> EXERCISE:
Gather all lines from the material that contain the word "heading".

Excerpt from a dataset
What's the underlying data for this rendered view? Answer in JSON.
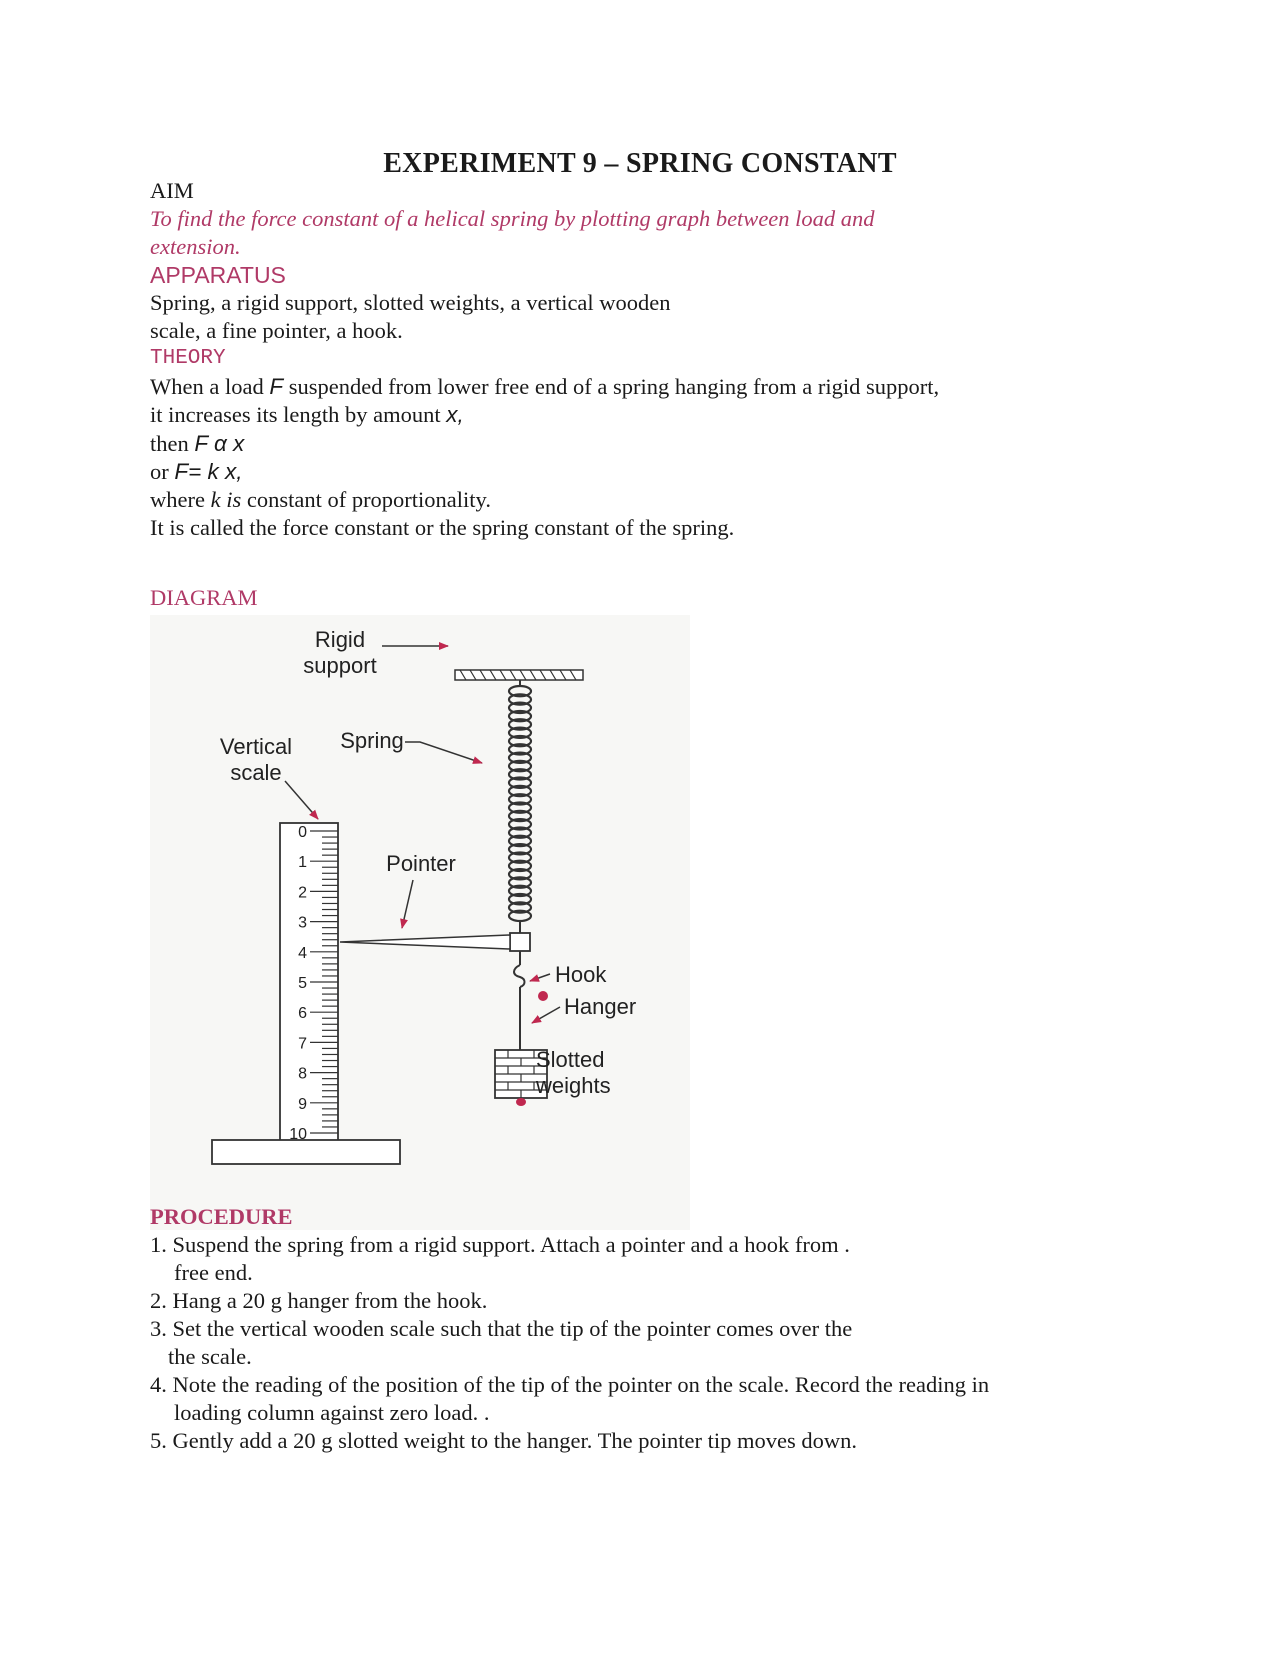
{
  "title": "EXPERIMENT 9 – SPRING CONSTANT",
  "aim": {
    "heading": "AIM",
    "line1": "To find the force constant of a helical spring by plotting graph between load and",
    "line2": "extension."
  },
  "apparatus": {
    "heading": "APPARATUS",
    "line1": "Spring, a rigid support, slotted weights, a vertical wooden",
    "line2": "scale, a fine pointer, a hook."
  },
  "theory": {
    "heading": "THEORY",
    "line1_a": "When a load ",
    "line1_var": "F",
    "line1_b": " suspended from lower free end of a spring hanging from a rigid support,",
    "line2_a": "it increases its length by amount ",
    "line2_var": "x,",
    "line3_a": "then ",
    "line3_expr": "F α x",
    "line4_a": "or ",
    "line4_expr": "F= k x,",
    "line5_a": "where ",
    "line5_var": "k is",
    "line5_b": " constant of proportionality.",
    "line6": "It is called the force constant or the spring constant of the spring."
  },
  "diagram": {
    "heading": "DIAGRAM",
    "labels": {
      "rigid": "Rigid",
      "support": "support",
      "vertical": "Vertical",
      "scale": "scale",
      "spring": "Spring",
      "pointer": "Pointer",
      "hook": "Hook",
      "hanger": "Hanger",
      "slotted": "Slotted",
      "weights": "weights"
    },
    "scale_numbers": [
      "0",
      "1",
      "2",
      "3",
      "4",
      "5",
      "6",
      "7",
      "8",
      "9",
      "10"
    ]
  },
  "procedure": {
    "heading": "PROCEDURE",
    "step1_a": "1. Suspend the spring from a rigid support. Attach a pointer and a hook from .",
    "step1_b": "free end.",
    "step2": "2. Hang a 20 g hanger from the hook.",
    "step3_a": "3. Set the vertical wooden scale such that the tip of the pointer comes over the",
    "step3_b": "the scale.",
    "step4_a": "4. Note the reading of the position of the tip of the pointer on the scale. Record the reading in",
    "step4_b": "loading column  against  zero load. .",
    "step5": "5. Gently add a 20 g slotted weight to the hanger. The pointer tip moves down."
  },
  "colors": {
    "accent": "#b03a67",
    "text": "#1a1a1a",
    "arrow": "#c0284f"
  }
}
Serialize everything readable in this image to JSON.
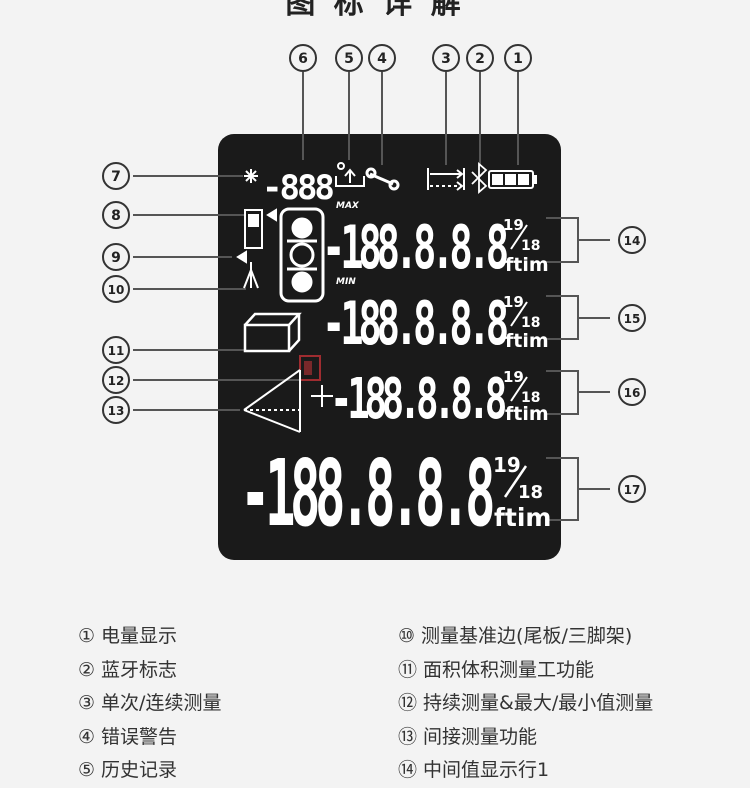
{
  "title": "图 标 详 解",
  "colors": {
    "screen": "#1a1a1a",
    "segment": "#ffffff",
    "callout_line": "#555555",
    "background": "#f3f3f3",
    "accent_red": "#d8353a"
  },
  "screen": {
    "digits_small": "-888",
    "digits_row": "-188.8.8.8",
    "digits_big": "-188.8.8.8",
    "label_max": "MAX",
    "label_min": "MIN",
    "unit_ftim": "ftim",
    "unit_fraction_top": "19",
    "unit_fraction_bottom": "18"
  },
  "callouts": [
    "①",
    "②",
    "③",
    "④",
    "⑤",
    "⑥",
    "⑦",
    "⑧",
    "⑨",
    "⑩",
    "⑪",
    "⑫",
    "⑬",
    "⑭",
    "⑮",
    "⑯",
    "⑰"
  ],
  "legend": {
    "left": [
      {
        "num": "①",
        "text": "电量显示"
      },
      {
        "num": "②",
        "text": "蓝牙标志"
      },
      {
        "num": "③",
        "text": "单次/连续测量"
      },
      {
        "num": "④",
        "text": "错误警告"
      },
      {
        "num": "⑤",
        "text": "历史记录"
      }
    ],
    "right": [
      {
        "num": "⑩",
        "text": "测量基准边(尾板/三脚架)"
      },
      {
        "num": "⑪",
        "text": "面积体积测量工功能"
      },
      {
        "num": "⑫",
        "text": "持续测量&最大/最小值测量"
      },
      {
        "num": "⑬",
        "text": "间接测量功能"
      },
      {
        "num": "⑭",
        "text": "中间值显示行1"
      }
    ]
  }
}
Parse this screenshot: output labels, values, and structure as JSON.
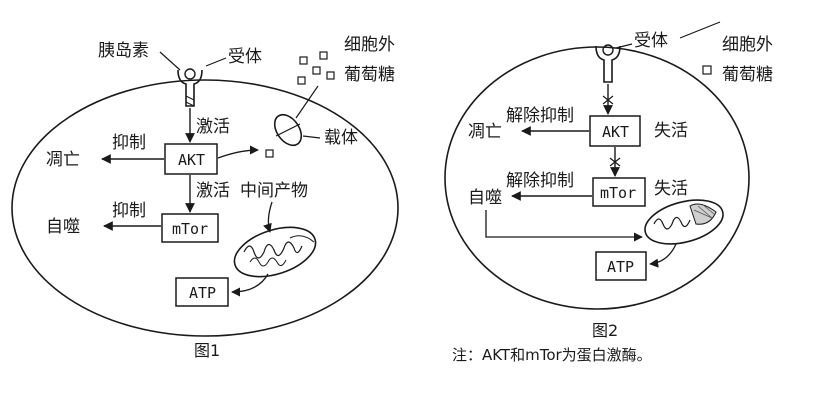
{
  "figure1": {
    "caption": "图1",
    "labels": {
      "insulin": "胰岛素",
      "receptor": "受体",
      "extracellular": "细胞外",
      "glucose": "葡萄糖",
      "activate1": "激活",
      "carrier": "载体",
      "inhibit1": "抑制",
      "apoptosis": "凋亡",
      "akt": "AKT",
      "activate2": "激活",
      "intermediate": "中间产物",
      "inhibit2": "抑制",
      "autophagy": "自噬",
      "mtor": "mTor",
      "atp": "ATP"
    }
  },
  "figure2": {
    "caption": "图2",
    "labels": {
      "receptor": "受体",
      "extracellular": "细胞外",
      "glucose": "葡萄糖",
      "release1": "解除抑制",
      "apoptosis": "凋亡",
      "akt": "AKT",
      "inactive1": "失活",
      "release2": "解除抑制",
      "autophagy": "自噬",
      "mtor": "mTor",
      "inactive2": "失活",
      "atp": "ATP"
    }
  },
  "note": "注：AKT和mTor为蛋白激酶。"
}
* * *
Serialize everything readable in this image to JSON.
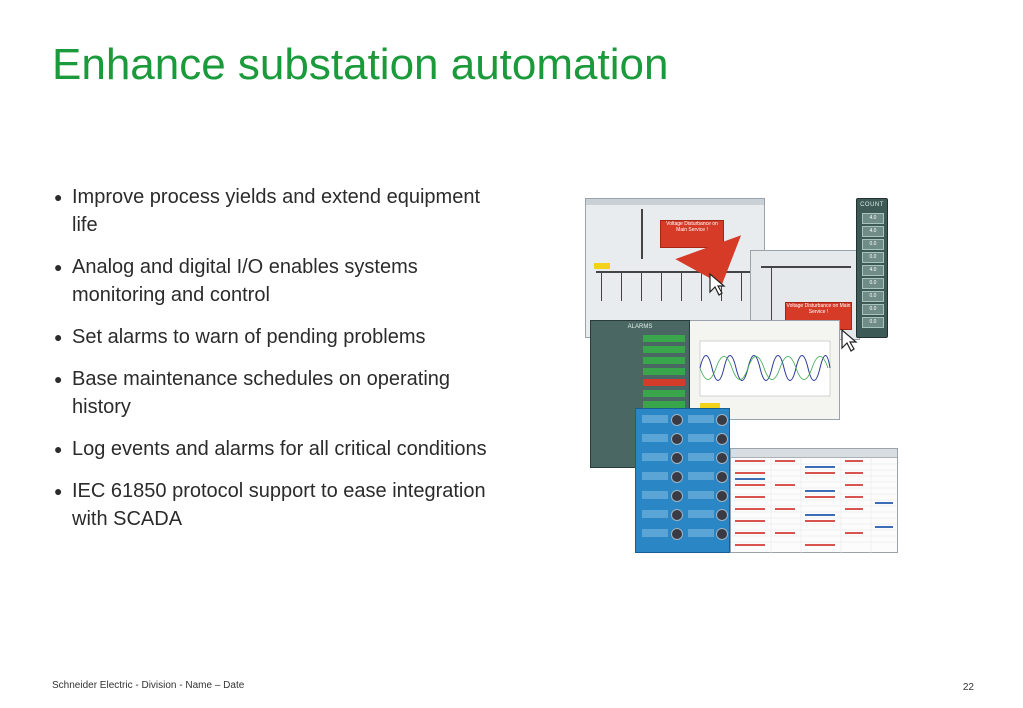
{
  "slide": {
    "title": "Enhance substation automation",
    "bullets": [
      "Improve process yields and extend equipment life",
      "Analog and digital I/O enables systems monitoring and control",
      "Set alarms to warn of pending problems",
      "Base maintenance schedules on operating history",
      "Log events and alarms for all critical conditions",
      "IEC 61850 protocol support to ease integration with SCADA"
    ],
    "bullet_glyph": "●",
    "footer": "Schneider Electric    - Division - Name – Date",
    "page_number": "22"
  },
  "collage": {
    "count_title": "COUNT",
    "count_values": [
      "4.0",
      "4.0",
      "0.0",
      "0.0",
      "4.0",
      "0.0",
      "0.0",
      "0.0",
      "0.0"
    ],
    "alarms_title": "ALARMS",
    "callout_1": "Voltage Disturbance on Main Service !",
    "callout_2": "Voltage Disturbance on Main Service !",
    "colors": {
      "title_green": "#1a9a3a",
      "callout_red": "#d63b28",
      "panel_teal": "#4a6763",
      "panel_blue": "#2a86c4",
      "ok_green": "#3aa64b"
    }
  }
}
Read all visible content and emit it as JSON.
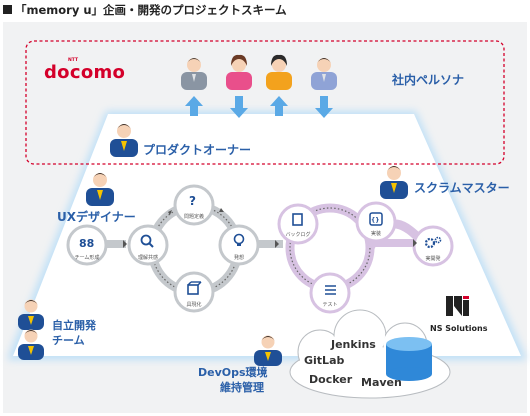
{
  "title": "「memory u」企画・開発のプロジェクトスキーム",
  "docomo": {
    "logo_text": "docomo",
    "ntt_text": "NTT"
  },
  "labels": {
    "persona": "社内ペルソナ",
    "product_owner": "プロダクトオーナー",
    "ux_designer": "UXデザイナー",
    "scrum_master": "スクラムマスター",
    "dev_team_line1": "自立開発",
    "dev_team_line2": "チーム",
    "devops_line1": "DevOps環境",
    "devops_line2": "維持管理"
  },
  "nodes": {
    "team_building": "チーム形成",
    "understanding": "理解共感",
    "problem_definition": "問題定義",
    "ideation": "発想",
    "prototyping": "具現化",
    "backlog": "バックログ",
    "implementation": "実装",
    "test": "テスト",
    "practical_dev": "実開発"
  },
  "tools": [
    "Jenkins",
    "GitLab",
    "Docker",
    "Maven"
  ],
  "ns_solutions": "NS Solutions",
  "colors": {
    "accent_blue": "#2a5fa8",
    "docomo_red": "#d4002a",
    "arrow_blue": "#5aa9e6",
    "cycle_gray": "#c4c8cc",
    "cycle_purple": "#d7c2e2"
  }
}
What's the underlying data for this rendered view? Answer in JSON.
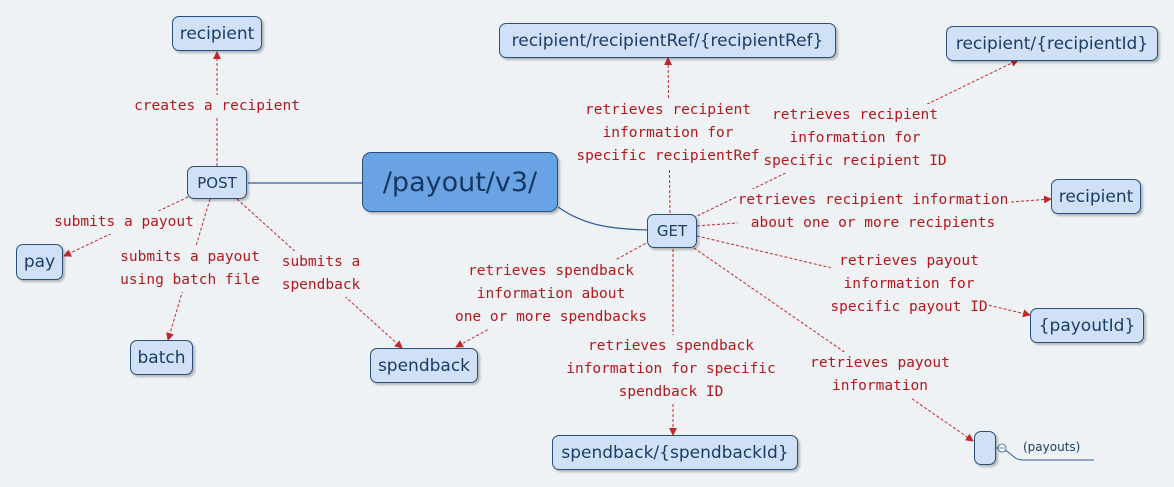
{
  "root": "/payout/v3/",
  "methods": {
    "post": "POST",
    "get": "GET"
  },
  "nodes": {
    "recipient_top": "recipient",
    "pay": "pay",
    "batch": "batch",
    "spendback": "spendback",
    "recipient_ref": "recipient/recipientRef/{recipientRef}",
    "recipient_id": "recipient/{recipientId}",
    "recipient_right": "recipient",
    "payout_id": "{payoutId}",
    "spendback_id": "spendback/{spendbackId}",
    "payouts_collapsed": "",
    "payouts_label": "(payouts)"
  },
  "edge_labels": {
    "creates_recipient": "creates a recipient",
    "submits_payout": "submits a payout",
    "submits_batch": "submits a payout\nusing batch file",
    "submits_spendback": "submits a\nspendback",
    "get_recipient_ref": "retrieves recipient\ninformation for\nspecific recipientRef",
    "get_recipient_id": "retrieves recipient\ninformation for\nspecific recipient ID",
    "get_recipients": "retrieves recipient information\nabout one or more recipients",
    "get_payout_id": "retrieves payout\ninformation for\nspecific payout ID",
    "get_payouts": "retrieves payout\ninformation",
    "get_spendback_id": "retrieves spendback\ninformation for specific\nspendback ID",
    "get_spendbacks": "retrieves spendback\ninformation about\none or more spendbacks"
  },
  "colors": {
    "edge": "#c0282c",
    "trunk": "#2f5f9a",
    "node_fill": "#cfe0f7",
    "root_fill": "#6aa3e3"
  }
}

> EXERCISE OUTPUT:
    "heading": "AIM",
    "heading": "APPARATUS",
    "heading": "THEORY",
    "heading": "DIAGRAM",
    "heading": "PROCEDURE",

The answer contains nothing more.